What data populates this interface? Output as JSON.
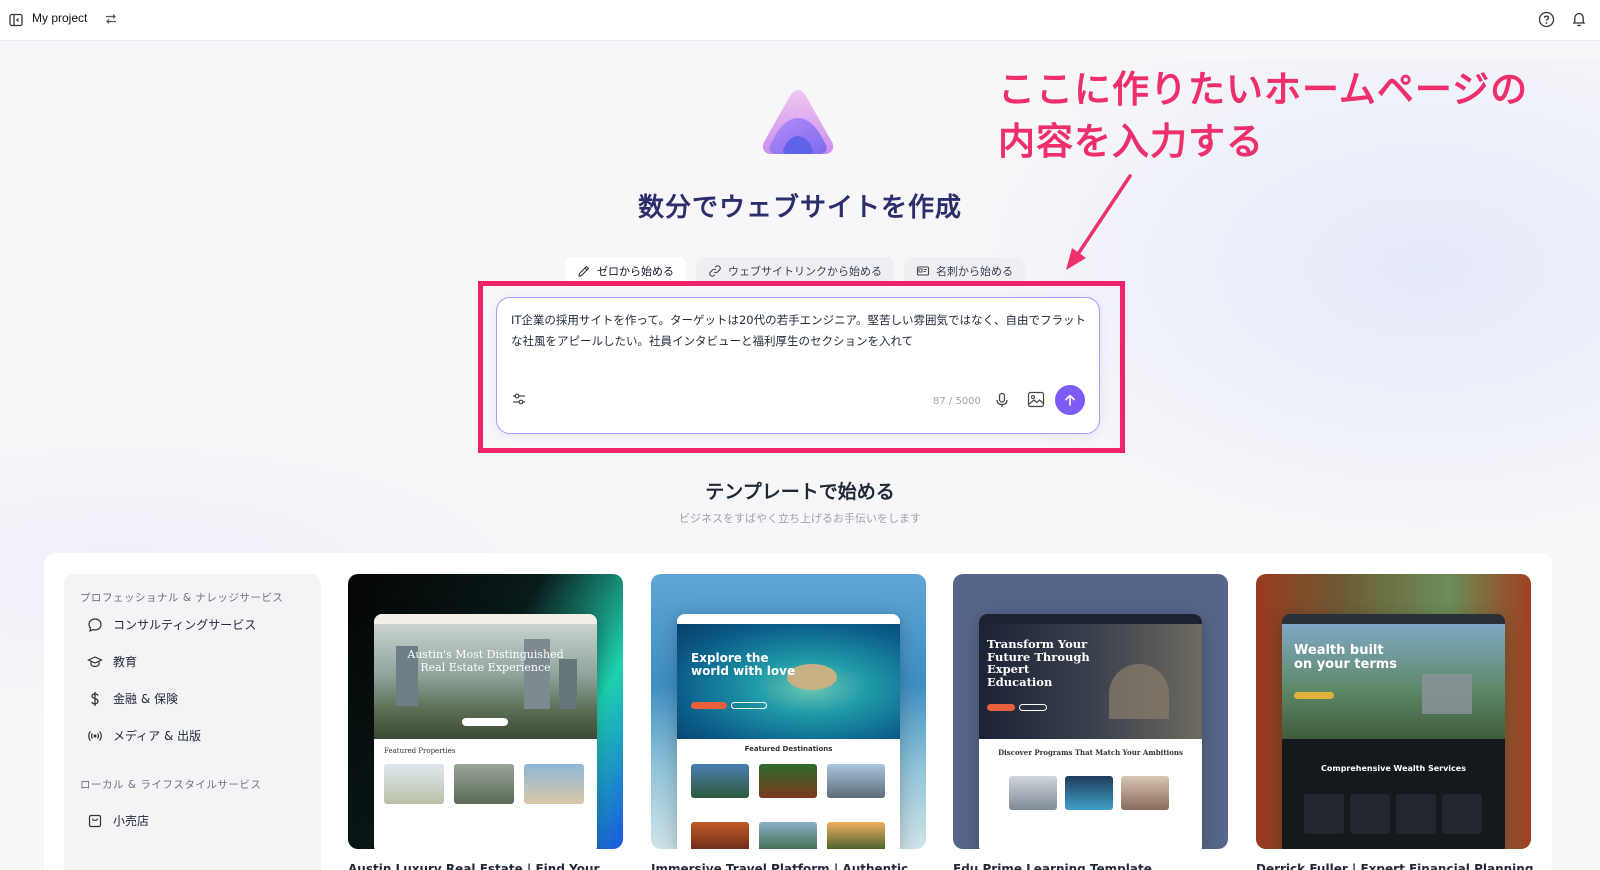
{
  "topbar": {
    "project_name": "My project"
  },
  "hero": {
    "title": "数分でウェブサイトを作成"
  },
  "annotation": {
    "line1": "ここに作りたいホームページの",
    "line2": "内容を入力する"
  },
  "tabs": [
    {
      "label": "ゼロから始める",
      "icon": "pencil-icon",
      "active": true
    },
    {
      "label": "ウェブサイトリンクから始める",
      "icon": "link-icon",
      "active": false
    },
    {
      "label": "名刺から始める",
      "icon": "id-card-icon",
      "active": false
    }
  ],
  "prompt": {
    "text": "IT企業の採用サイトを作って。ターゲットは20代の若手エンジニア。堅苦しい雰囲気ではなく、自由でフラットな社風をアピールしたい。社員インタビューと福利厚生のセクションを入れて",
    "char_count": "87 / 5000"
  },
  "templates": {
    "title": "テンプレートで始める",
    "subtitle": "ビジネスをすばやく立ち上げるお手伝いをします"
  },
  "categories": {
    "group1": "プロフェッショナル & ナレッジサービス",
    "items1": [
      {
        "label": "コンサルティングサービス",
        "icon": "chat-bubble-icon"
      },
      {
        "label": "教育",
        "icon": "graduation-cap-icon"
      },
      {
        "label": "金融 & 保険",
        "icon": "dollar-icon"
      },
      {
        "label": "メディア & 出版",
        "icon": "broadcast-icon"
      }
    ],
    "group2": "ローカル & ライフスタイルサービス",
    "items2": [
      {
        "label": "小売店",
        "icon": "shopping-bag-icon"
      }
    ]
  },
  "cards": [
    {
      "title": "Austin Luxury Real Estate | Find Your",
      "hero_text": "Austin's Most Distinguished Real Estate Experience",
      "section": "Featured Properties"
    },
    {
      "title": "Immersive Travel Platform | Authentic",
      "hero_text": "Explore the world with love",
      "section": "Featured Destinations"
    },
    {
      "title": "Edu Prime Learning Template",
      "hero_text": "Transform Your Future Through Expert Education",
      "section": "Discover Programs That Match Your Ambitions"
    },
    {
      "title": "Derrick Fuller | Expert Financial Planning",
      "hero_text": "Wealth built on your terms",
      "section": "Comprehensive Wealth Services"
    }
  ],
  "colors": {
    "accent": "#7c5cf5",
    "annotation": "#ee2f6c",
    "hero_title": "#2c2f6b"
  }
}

...

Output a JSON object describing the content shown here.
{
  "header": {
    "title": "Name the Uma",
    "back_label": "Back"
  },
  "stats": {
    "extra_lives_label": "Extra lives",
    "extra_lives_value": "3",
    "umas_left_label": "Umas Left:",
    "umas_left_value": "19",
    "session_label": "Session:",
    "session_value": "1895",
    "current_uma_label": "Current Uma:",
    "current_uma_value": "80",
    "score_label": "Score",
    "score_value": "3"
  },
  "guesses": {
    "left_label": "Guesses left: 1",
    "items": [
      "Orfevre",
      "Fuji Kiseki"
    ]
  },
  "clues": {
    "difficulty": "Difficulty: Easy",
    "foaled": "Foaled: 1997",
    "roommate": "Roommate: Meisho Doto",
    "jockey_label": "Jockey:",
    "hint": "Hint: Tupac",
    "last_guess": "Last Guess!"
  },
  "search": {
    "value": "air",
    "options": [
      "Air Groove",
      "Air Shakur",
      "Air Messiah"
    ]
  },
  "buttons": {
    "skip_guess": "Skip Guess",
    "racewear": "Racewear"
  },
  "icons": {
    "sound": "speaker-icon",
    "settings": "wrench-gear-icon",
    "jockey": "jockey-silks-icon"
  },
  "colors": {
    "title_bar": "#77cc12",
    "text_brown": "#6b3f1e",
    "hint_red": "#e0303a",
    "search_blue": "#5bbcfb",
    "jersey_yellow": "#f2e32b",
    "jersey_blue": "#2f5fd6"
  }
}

* * *

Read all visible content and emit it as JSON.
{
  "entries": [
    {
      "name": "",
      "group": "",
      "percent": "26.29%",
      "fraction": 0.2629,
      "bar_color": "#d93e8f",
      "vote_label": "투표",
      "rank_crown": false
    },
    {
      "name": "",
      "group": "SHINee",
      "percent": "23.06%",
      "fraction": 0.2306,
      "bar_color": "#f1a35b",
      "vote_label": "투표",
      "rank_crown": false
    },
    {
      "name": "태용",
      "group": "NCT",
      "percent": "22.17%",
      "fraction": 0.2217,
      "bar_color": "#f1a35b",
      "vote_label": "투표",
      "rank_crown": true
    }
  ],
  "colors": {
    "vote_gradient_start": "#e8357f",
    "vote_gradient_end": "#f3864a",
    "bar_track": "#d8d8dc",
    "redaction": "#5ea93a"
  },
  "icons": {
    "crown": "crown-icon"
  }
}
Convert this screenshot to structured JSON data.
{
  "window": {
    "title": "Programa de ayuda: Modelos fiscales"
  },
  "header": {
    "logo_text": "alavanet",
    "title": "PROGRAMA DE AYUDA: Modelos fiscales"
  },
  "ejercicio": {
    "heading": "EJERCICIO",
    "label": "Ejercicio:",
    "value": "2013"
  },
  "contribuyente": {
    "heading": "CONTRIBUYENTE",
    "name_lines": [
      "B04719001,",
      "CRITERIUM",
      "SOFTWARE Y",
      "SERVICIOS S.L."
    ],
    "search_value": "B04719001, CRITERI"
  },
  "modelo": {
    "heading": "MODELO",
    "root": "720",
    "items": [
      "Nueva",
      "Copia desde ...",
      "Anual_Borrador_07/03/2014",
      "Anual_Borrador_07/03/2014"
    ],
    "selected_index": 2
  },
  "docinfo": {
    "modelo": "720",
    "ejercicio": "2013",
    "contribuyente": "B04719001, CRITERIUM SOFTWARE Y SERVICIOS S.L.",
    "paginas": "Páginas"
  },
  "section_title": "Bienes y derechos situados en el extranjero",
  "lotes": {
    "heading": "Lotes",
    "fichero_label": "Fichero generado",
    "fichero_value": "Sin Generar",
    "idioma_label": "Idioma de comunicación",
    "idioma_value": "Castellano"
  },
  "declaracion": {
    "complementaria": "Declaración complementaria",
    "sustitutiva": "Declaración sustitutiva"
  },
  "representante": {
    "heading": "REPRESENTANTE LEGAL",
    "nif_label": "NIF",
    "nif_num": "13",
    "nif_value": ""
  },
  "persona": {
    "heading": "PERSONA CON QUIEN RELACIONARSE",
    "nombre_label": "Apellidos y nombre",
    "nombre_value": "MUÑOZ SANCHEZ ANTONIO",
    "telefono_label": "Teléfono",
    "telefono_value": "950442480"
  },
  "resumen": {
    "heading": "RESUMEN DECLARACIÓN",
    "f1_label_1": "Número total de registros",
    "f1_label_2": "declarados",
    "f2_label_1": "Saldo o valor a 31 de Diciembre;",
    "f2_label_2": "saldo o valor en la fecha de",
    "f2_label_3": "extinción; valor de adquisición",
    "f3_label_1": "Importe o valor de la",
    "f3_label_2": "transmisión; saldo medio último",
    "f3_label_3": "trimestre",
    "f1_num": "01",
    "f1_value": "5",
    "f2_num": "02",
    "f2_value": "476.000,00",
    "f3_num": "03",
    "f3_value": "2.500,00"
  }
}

» **What is asked**
Reproduce each line from the records that contains the word "valor".

» **Response to this task**
    "f2_label_1": "Saldo o valor a 31 de Diciembre;",
    "f2_label_2": "saldo o valor en la fecha de",
    "f2_label_3": "extinción; valor de adquisición",
    "f3_label_1": "Importe o valor de la",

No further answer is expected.